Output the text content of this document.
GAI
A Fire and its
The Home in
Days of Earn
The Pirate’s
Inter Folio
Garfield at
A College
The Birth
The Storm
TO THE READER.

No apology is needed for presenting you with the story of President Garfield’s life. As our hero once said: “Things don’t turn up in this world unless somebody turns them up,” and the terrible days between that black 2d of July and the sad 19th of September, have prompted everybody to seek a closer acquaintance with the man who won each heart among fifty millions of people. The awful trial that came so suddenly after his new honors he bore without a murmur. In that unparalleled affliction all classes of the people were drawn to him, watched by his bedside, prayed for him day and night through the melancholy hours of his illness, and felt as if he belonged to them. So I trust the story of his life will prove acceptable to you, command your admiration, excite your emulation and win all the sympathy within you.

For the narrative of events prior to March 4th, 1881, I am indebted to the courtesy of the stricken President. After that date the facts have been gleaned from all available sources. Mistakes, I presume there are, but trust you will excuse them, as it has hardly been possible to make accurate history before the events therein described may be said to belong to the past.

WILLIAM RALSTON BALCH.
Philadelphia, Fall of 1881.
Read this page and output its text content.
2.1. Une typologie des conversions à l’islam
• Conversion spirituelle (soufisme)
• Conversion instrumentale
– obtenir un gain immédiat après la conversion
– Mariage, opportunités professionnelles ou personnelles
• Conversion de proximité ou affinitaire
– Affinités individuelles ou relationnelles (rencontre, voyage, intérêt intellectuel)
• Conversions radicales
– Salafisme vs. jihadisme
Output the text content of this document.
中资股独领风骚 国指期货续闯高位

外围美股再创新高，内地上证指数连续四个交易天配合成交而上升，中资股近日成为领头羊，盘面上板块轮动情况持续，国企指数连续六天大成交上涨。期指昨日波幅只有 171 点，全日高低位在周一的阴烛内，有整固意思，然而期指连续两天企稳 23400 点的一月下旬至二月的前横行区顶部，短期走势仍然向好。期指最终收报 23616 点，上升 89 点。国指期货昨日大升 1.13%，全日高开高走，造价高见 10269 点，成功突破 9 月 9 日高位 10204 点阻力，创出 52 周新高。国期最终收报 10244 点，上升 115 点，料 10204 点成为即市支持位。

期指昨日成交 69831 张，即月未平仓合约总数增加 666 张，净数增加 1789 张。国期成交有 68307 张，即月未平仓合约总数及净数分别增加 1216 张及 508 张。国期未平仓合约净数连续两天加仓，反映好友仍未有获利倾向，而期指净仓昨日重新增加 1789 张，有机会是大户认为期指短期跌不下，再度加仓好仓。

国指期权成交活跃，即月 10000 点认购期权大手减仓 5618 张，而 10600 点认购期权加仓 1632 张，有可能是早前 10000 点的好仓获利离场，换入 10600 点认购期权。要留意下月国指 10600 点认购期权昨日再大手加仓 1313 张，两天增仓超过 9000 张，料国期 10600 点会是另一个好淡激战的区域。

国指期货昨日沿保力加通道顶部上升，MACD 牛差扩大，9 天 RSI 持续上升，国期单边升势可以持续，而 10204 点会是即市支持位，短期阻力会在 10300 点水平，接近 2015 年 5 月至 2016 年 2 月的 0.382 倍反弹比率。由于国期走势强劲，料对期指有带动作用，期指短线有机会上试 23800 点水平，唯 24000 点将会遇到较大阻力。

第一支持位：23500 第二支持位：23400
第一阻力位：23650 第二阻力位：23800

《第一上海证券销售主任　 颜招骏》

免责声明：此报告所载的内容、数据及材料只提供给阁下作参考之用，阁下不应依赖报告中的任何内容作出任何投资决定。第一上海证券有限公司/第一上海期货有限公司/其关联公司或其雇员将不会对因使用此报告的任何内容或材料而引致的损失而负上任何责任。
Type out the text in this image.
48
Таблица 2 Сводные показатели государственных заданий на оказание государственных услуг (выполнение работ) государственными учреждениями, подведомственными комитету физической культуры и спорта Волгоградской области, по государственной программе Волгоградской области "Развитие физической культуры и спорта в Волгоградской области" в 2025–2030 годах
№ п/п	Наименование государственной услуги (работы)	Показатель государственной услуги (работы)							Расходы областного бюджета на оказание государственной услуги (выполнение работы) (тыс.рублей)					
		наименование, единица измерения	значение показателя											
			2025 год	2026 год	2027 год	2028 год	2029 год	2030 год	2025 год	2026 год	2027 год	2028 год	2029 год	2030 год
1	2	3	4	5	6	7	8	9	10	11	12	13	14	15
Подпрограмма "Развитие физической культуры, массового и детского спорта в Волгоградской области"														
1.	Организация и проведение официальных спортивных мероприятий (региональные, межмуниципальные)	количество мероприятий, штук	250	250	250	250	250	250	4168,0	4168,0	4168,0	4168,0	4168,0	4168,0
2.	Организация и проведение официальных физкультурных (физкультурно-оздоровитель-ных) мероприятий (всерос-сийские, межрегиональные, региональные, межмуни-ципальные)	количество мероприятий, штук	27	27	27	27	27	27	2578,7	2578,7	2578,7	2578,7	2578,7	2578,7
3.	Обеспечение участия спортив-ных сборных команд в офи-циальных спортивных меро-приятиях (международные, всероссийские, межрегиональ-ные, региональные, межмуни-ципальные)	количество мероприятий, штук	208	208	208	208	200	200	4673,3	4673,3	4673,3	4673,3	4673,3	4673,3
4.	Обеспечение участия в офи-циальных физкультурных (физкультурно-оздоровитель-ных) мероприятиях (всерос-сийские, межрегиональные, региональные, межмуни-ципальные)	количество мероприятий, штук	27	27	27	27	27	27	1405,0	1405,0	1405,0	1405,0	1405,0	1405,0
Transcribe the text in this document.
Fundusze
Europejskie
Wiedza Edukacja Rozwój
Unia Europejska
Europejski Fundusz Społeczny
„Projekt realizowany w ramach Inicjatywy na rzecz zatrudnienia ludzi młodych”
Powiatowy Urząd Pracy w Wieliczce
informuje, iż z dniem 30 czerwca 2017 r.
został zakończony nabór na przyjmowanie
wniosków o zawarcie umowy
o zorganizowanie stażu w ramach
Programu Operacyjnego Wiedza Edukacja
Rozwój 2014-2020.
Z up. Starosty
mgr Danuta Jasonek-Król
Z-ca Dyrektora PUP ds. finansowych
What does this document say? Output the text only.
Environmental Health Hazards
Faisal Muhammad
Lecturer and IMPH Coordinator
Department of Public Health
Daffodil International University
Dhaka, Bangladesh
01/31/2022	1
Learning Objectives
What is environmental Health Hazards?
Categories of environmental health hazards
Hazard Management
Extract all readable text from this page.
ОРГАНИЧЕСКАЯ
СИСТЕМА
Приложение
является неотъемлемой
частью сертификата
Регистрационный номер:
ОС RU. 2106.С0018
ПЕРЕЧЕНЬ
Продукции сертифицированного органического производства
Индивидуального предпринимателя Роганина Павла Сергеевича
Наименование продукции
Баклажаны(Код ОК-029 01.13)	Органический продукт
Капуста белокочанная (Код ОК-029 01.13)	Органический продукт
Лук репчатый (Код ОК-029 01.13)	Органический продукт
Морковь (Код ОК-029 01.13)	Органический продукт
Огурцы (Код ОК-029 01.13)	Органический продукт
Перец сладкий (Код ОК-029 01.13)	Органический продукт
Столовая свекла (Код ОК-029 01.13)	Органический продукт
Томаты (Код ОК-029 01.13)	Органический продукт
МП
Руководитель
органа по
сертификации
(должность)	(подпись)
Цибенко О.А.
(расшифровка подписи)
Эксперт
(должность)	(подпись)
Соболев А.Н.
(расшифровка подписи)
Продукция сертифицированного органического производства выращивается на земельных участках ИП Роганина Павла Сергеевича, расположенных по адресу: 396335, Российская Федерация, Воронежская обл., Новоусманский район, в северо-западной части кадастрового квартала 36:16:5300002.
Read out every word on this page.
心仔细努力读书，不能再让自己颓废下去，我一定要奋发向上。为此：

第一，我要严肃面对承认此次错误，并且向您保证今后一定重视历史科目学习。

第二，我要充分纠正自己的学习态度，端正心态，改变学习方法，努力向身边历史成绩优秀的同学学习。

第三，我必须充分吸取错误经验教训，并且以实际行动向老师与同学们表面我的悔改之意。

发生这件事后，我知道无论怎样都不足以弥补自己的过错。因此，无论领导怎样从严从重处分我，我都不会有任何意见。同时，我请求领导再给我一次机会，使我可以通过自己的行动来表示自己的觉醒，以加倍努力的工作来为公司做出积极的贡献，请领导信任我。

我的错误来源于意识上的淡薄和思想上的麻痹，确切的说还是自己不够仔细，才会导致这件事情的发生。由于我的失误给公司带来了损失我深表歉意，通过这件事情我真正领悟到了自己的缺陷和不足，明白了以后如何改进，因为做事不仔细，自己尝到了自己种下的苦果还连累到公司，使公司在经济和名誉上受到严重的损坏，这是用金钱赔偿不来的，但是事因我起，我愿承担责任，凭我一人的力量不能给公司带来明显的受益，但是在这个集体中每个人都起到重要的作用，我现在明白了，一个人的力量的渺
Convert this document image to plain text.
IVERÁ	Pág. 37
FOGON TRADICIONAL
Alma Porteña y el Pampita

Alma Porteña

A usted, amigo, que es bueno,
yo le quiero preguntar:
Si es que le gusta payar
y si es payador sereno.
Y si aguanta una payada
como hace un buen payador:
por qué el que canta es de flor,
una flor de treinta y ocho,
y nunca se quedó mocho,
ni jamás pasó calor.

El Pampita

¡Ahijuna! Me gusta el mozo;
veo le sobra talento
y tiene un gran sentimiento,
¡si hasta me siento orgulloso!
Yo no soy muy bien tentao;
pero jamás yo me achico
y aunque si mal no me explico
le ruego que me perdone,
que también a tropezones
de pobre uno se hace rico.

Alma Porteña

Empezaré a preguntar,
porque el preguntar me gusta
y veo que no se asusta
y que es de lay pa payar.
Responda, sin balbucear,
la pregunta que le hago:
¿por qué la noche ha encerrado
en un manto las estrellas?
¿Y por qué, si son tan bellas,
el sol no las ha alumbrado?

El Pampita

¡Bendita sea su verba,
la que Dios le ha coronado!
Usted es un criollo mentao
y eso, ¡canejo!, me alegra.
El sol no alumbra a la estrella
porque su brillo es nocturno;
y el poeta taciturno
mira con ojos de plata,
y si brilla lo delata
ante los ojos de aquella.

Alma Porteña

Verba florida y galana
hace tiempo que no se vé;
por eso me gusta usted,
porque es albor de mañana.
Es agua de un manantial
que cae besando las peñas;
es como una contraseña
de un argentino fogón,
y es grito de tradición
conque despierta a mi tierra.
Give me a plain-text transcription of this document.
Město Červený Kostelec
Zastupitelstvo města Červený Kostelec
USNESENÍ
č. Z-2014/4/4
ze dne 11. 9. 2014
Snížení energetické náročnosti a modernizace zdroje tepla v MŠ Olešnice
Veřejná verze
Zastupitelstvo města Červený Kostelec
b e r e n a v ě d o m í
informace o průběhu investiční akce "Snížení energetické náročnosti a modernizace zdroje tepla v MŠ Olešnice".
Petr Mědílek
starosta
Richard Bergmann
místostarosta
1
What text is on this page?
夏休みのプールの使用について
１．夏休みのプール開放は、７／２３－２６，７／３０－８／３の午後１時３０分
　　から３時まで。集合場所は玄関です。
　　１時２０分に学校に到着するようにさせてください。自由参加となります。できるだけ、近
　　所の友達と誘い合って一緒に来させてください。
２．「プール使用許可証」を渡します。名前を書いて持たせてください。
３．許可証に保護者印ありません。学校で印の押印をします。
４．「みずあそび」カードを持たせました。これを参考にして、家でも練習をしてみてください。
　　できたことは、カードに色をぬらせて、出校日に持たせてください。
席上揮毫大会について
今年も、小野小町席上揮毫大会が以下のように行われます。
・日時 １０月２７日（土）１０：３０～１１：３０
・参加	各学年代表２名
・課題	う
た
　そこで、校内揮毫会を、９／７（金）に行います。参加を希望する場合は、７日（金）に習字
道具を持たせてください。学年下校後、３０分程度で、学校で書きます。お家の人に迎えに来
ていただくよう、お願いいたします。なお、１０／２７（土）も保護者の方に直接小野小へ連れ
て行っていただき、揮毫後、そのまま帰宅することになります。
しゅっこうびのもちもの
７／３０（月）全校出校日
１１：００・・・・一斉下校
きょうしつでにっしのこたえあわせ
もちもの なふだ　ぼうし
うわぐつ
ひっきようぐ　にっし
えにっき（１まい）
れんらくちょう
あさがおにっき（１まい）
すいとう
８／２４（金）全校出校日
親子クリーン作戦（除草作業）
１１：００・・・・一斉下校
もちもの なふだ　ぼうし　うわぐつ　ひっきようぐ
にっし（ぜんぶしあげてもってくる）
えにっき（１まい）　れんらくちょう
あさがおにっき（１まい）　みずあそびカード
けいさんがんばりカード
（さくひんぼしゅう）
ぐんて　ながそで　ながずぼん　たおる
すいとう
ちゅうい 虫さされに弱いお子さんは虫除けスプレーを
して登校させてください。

************

## Instructions to follow:
From the records given above, copy all lines containing "plain".

## The completed task:
Convert this document image to plain text.
Give me a plain-text transcription of this document.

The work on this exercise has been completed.